JOB>
In the material below, find every line with "color" and pull it out.

INPUT MATERIAL>
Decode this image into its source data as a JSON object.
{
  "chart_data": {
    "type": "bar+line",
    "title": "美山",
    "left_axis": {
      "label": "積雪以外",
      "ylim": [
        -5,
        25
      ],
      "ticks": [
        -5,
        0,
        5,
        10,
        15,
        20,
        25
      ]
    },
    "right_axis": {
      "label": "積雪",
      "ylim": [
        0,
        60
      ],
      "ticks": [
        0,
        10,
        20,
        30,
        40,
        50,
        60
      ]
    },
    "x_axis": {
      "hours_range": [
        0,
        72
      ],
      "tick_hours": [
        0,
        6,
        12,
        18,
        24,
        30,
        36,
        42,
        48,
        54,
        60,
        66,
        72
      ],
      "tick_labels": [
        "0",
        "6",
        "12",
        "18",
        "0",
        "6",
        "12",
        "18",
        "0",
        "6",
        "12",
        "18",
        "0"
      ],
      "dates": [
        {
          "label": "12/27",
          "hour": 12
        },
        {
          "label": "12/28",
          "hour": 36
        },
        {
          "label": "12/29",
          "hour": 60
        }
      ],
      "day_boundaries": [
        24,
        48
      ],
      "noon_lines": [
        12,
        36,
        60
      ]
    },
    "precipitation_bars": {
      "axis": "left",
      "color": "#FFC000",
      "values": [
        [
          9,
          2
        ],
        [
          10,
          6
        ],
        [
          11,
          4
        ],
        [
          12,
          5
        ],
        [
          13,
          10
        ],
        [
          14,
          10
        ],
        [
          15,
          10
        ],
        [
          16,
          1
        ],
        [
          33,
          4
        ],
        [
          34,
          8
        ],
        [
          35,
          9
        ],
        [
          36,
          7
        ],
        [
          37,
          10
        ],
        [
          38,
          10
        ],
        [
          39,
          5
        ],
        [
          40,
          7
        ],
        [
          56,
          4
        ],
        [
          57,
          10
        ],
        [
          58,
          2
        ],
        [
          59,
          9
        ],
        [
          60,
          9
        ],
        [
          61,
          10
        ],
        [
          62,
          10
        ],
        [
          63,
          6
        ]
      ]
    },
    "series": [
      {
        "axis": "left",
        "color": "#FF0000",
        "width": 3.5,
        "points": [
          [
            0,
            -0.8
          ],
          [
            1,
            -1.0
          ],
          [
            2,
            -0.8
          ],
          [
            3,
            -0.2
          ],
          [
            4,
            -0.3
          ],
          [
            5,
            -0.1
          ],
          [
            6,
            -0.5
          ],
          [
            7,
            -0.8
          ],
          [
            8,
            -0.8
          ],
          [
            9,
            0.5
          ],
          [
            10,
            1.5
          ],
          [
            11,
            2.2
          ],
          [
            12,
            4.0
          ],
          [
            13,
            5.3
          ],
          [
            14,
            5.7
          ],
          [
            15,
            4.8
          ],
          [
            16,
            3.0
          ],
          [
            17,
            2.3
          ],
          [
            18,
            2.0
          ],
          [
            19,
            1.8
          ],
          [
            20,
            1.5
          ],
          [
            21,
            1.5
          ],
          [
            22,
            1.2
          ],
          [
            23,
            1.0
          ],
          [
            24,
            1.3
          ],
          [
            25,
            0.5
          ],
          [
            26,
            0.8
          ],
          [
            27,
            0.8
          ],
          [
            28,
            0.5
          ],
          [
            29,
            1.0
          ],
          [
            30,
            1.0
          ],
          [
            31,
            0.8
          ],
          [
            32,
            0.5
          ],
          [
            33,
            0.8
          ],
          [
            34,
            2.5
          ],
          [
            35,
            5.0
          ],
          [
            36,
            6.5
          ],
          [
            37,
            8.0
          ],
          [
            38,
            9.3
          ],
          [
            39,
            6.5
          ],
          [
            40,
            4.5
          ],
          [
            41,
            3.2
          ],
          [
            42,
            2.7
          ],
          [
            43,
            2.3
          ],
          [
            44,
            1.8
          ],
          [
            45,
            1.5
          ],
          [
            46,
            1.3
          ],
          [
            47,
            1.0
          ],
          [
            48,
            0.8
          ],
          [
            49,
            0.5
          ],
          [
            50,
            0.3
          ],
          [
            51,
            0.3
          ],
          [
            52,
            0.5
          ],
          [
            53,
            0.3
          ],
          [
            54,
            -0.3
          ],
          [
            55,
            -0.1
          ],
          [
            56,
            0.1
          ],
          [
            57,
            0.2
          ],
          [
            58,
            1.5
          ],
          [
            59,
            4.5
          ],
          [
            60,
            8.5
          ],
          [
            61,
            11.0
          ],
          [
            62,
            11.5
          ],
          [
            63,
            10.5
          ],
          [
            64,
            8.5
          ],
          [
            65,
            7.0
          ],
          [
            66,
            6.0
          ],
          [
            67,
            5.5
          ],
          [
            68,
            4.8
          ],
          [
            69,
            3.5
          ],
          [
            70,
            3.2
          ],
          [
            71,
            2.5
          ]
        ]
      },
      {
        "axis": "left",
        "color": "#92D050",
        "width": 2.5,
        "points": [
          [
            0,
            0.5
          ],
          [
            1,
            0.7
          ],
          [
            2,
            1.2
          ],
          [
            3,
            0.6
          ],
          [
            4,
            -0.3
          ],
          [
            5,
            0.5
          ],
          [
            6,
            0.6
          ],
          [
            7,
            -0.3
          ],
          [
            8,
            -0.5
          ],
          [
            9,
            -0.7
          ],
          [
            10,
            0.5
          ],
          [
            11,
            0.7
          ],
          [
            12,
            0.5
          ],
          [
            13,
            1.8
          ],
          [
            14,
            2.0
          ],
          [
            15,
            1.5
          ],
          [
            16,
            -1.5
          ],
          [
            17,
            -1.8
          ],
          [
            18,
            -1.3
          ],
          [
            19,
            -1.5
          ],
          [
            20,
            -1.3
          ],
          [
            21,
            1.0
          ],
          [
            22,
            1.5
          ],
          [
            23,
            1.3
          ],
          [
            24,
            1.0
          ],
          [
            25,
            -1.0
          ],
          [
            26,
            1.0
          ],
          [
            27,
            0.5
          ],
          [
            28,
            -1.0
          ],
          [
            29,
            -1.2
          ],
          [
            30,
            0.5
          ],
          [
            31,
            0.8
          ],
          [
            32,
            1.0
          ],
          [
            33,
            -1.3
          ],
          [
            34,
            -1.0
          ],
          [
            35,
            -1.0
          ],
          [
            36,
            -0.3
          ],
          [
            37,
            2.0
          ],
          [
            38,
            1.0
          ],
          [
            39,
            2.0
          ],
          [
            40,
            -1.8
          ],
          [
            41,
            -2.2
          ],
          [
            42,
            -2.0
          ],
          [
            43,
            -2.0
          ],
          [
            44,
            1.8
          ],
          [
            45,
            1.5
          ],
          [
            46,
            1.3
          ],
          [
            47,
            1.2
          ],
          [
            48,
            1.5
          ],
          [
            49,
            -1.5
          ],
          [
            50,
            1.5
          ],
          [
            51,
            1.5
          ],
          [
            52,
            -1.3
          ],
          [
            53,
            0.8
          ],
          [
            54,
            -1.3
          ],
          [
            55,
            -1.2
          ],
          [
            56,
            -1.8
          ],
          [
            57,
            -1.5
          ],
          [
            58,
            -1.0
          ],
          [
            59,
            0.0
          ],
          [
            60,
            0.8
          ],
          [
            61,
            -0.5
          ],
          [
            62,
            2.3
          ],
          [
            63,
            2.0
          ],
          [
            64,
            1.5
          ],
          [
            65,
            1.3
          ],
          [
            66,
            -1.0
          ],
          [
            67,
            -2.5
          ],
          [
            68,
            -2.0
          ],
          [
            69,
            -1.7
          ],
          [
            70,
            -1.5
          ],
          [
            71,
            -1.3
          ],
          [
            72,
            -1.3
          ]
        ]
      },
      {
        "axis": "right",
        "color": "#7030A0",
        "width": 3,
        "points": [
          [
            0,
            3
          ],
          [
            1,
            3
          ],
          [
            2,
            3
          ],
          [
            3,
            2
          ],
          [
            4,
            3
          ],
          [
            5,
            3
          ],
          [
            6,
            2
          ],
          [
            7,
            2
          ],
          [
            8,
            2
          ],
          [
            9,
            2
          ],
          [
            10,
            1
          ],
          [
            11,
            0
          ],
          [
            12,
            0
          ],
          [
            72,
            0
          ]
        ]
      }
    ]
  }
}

RESULT BELOW>
      "color": "#FFC000",
        "color": "#FF0000",
        "color": "#92D050",
        "color": "#7030A0",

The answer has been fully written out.